## Task
Skip the pictures. Transcribe the rest of the data below without changing a word.

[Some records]
________________________
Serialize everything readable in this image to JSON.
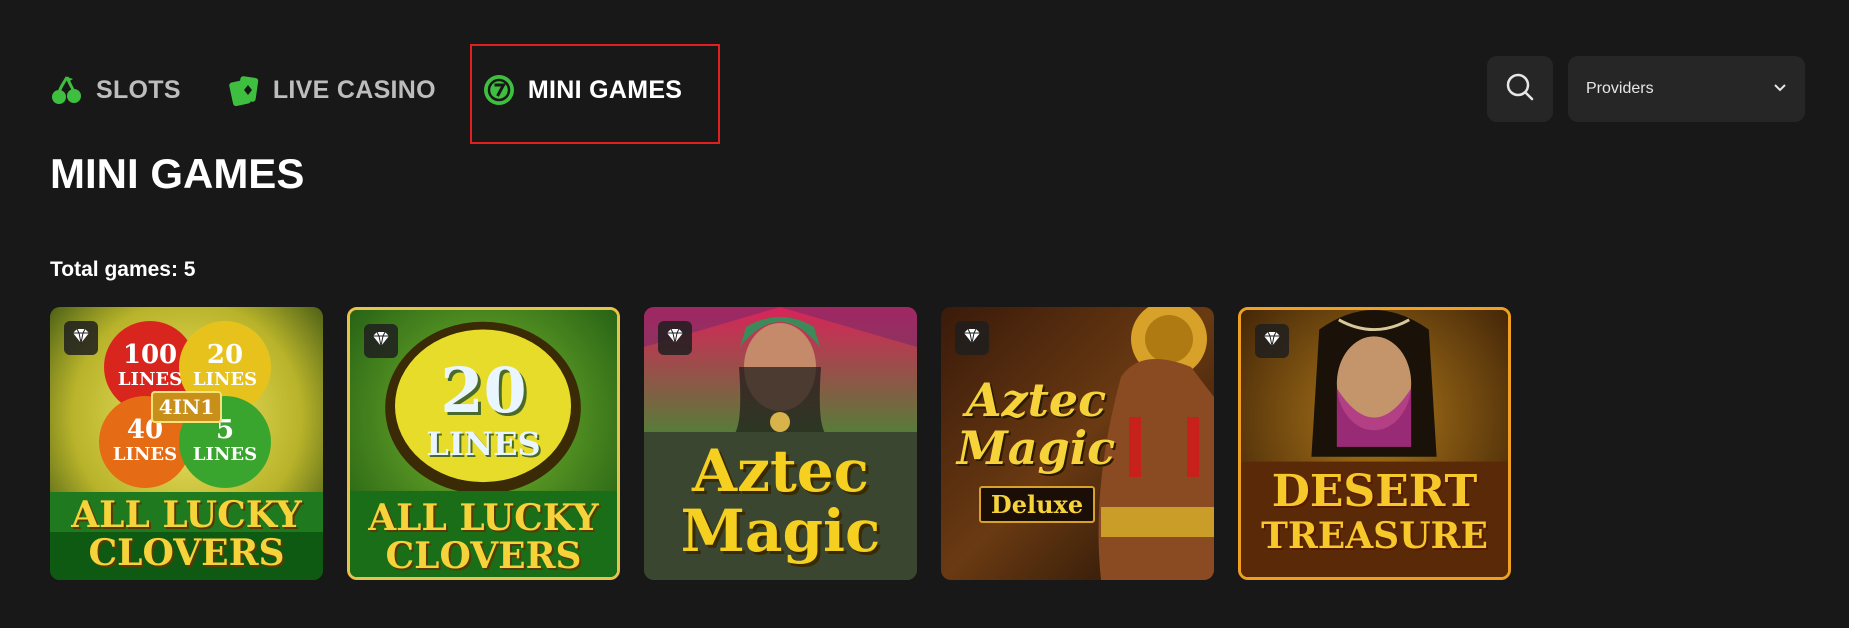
{
  "nav": {
    "tabs": [
      {
        "label": "SLOTS",
        "icon": "cherry-icon",
        "active": false
      },
      {
        "label": "LIVE CASINO",
        "icon": "cards-icon",
        "active": false
      },
      {
        "label": "MINI GAMES",
        "icon": "mini-games-icon",
        "active": true
      }
    ]
  },
  "search": {
    "icon": "search-icon"
  },
  "providers": {
    "label": "Providers",
    "icon": "chevron-down-icon"
  },
  "page_title": "MINI GAMES",
  "total_games_label": "Total games: 5",
  "games": [
    {
      "badge_icon": "diamond-icon",
      "text": {
        "c1": "100",
        "c1b": "LINES",
        "c2": "20",
        "c2b": "LINES",
        "c3": "40",
        "c3b": "LINES",
        "c4": "5",
        "c4b": "LINES",
        "center": "4IN1",
        "t1": "ALL LUCKY",
        "t2": "CLOVERS"
      }
    },
    {
      "badge_icon": "diamond-icon",
      "text": {
        "l1": "20",
        "l2": "LINES",
        "t1": "ALL LUCKY",
        "t2": "CLOVERS"
      }
    },
    {
      "badge_icon": "diamond-icon",
      "text": {
        "t1": "Aztec",
        "t2": "Magic"
      }
    },
    {
      "badge_icon": "diamond-icon",
      "text": {
        "t1": "Aztec",
        "t2": "Magic",
        "t3": "Deluxe"
      }
    },
    {
      "badge_icon": "diamond-icon",
      "text": {
        "t1": "DESERT",
        "t2": "TREASURE"
      }
    }
  ],
  "colors": {
    "accent": "#3fbf3f",
    "background": "#181818",
    "panel": "#262626",
    "highlight": "#e01f1f"
  }
}
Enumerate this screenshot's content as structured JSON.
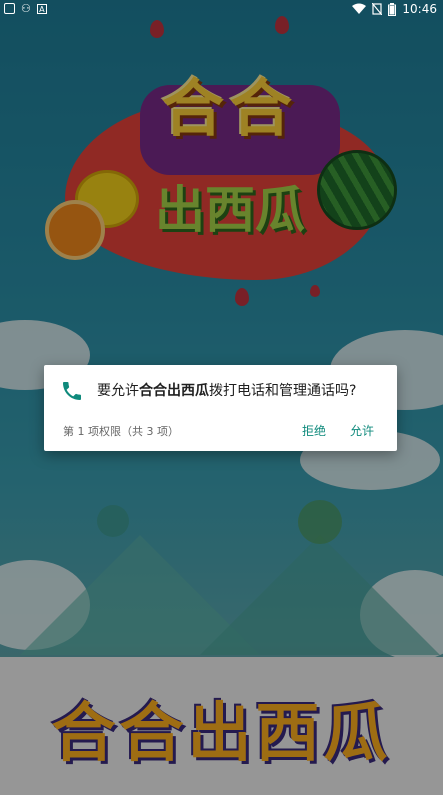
________________________
## Written answer
Serialize everything readable in this image to JSON.
{
  "nav": {
    "tabs": [
      {
        "label": "SLOTS",
        "icon": "cherry-icon",
        "active": false
      },
      {
        "label": "LIVE CASINO",
        "icon": "cards-icon",
        "active": false
      },
      {
        "label": "MINI GAMES",
        "icon": "mini-games-icon",
        "active": true
      }
    ]
  },
  "search": {
    "icon": "search-icon"
  },
  "providers": {
    "label": "Providers",
    "icon": "chevron-down-icon"
  },
  "page_title": "MINI GAMES",
  "total_games_label": "Total games: 5",
  "games": [
    {
      "badge_icon": "diamond-icon",
      "text": {
        "c1": "100",
        "c1b": "LINES",
        "c2": "20",
        "c2b": "LINES",
        "c3": "40",
        "c3b": "LINES",
        "c4": "5",
        "c4b": "LINES",
        "center": "4IN1",
        "t1": "ALL LUCKY",
        "t2": "CLOVERS"
      }
    },
    {
      "badge_icon": "diamond-icon",
      "text": {
        "l1": "20",
        "l2": "LINES",
        "t1": "ALL LUCKY",
        "t2": "CLOVERS"
      }
    },
    {
      "badge_icon": "diamond-icon",
      "text": {
        "t1": "Aztec",
        "t2": "Magic"
      }
    },
    {
      "badge_icon": "diamond-icon",
      "text": {
        "t1": "Aztec",
        "t2": "Magic",
        "t3": "Deluxe"
      }
    },
    {
      "badge_icon": "diamond-icon",
      "text": {
        "t1": "DESERT",
        "t2": "TREASURE"
      }
    }
  ],
  "colors": {
    "accent": "#3fbf3f",
    "background": "#181818",
    "panel": "#262626",
    "highlight": "#e01f1f"
  }
}
Enumerate this screenshot's content as structured JSON.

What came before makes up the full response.